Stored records
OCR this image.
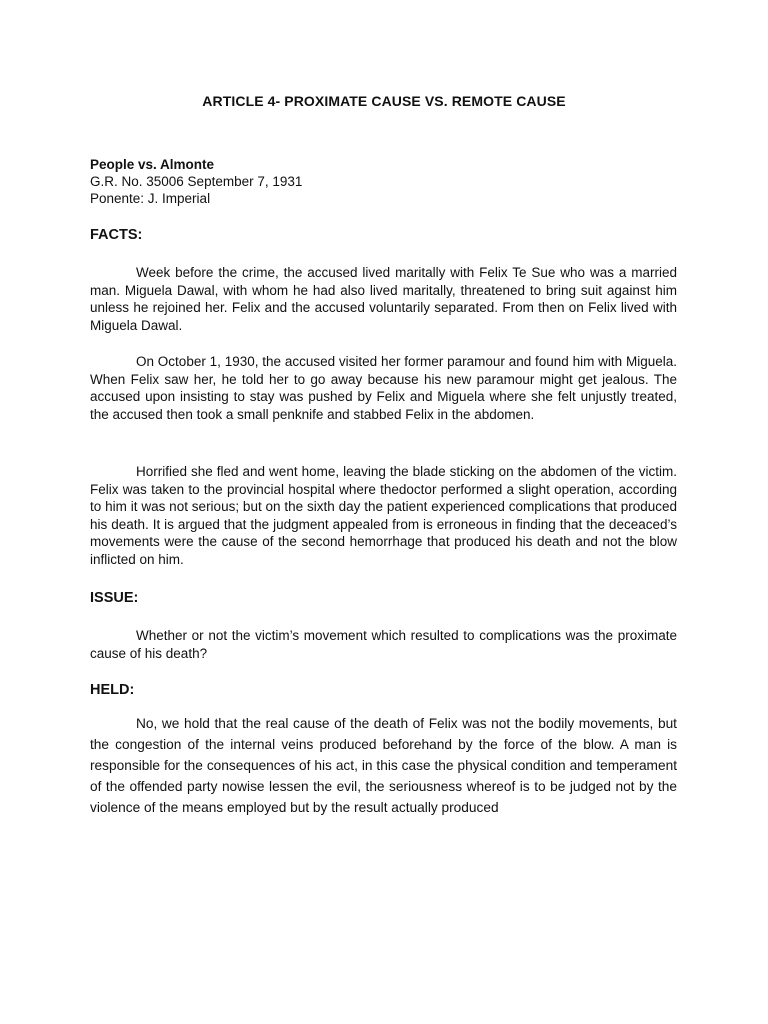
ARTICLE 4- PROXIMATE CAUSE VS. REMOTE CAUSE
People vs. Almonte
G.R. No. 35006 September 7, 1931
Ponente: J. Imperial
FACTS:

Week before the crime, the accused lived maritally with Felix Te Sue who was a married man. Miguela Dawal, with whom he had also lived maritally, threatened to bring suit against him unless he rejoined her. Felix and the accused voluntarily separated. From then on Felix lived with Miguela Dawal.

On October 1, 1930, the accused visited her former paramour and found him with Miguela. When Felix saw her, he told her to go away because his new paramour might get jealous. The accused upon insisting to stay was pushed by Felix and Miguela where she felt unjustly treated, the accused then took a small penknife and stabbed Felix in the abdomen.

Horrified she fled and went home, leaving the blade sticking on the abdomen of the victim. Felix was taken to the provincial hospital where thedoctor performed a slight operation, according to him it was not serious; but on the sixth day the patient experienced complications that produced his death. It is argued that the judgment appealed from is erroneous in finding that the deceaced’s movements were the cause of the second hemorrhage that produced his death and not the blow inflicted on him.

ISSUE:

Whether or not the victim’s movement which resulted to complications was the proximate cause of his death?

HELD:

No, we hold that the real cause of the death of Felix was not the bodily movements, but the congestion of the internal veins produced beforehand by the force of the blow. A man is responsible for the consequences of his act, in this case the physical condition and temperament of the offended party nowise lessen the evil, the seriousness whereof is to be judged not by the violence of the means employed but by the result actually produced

**Exercise prompt**
Set the data above down again exactly as given, with no pictures.

**Answer to the task**
OCR this image.
ARTICLE 4- PROXIMATE CAUSE VS. REMOTE CAUSE
People vs. Almonte
G.R. No. 35006 September 7, 1931
Ponente: J. Imperial
FACTS:

Week before the crime, the accused lived maritally with Felix Te Sue who was a married man. Miguela Dawal, with whom he had also lived maritally, threatened to bring suit against him unless he rejoined her. Felix and the accused voluntarily separated. From then on Felix lived with Miguela Dawal.

On October 1, 1930, the accused visited her former paramour and found him with Miguela. When Felix saw her, he told her to go away because his new paramour might get jealous. The accused upon insisting to stay was pushed by Felix and Miguela where she felt unjustly treated, the accused then took a small penknife and stabbed Felix in the abdomen.

Horrified she fled and went home, leaving the blade sticking on the abdomen of the victim. Felix was taken to the provincial hospital where thedoctor performed a slight operation, according to him it was not serious; but on the sixth day the patient experienced complications that produced his death. It is argued that the judgment appealed from is erroneous in finding that the deceaced’s movements were the cause of the second hemorrhage that produced his death and not the blow inflicted on him.

ISSUE:

Whether or not the victim’s movement which resulted to complications was the proximate cause of his death?

HELD:

No, we hold that the real cause of the death of Felix was not the bodily movements, but the congestion of the internal veins produced beforehand by the force of the blow. A man is responsible for the consequences of his act, in this case the physical condition and temperament of the offended party nowise lessen the evil, the seriousness whereof is to be judged not by the violence of the means employed but by the result actually produced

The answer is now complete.